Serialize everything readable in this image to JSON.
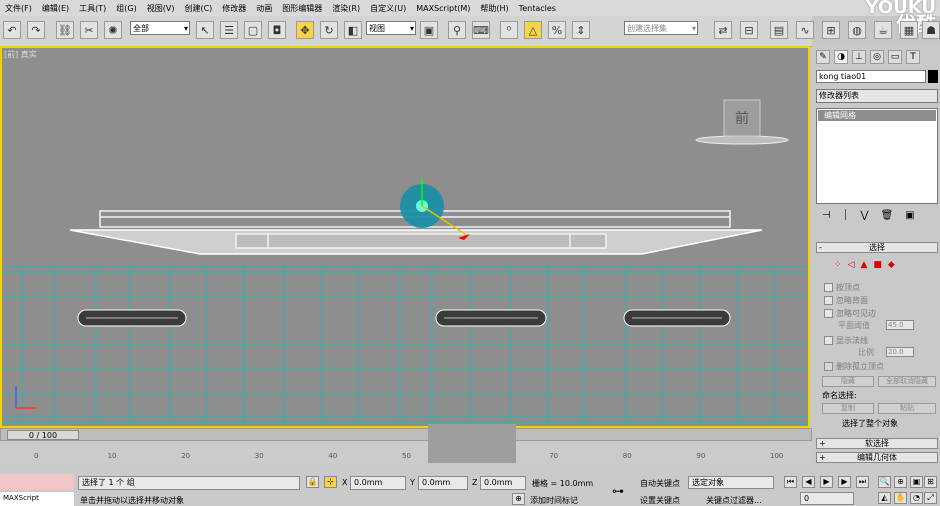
{
  "menu": [
    "文件(F)",
    "编辑(E)",
    "工具(T)",
    "组(G)",
    "视图(V)",
    "创建(C)",
    "修改器",
    "动画",
    "图形编辑器",
    "渲染(R)",
    "自定义(U)",
    "MAXScript(M)",
    "帮助(H)",
    "Tentacles"
  ],
  "watermark": {
    "brand": "YOUKU",
    "sub": "优酷"
  },
  "toolbar": {
    "selection_filter": "全部",
    "ref_coord": "视图",
    "named_selection": "创建选择集"
  },
  "viewport": {
    "label": "[前] 真实",
    "viewcube_label": "前"
  },
  "panel": {
    "object_name": "kong tiao01",
    "modifier_list": "修改器列表",
    "stack_item": "编辑网格",
    "selection_rollout": "选择",
    "checks": [
      "按顶点",
      "忽略背面",
      "忽略可见边",
      "显示法线",
      "删除孤立顶点"
    ],
    "planar_label": "平面阈值",
    "planar_value": "45.0",
    "scale_label": "比例",
    "scale_value": "20.0",
    "hide_btn": "隐藏",
    "unhide_btn": "全部取消隐藏",
    "named_sel_label": "命名选择:",
    "copy_btn": "复制",
    "paste_btn": "粘贴",
    "sel_status": "选择了整个对象",
    "soft_rollout": "软选择",
    "edit_geom_rollout": "编辑几何体"
  },
  "timeline": {
    "frame": "0 / 100",
    "ticks": [
      "0",
      "10",
      "20",
      "30",
      "40",
      "50",
      "60",
      "70",
      "80",
      "90",
      "100"
    ]
  },
  "status": {
    "maxscript": "MAXScript",
    "selected": "选择了 1 个 组",
    "prompt": "单击并拖动以选择并移动对象",
    "x": "0.0mm",
    "y": "0.0mm",
    "z": "0.0mm",
    "grid": "栅格 = 10.0mm",
    "add_tag": "添加时间标记",
    "autokey": "自动关键点",
    "setkey": "设置关键点",
    "key_dropdown": "选定对象",
    "key_filters": "关键点过滤器...",
    "frame_field": "0"
  },
  "colors": {
    "viewport_bg": "#8e8e8e",
    "grid": "#1fb8b0",
    "active_border": "#f1d300"
  }
}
------------------------------------
Your copy should match the records word for word, with the pictures removed.

• **Solution to the exercise**
Serialize everything readable in this image to JSON.
{
  "menu": [
    "文件(F)",
    "编辑(E)",
    "工具(T)",
    "组(G)",
    "视图(V)",
    "创建(C)",
    "修改器",
    "动画",
    "图形编辑器",
    "渲染(R)",
    "自定义(U)",
    "MAXScript(M)",
    "帮助(H)",
    "Tentacles"
  ],
  "watermark": {
    "brand": "YOUKU",
    "sub": "优酷"
  },
  "toolbar": {
    "selection_filter": "全部",
    "ref_coord": "视图",
    "named_selection": "创建选择集"
  },
  "viewport": {
    "label": "[前] 真实",
    "viewcube_label": "前"
  },
  "panel": {
    "object_name": "kong tiao01",
    "modifier_list": "修改器列表",
    "stack_item": "编辑网格",
    "selection_rollout": "选择",
    "checks": [
      "按顶点",
      "忽略背面",
      "忽略可见边",
      "显示法线",
      "删除孤立顶点"
    ],
    "planar_label": "平面阈值",
    "planar_value": "45.0",
    "scale_label": "比例",
    "scale_value": "20.0",
    "hide_btn": "隐藏",
    "unhide_btn": "全部取消隐藏",
    "named_sel_label": "命名选择:",
    "copy_btn": "复制",
    "paste_btn": "粘贴",
    "sel_status": "选择了整个对象",
    "soft_rollout": "软选择",
    "edit_geom_rollout": "编辑几何体"
  },
  "timeline": {
    "frame": "0 / 100",
    "ticks": [
      "0",
      "10",
      "20",
      "30",
      "40",
      "50",
      "60",
      "70",
      "80",
      "90",
      "100"
    ]
  },
  "status": {
    "maxscript": "MAXScript",
    "selected": "选择了 1 个 组",
    "prompt": "单击并拖动以选择并移动对象",
    "x": "0.0mm",
    "y": "0.0mm",
    "z": "0.0mm",
    "grid": "栅格 = 10.0mm",
    "add_tag": "添加时间标记",
    "autokey": "自动关键点",
    "setkey": "设置关键点",
    "key_dropdown": "选定对象",
    "key_filters": "关键点过滤器...",
    "frame_field": "0"
  },
  "colors": {
    "viewport_bg": "#8e8e8e",
    "grid": "#1fb8b0",
    "active_border": "#f1d300"
  }
}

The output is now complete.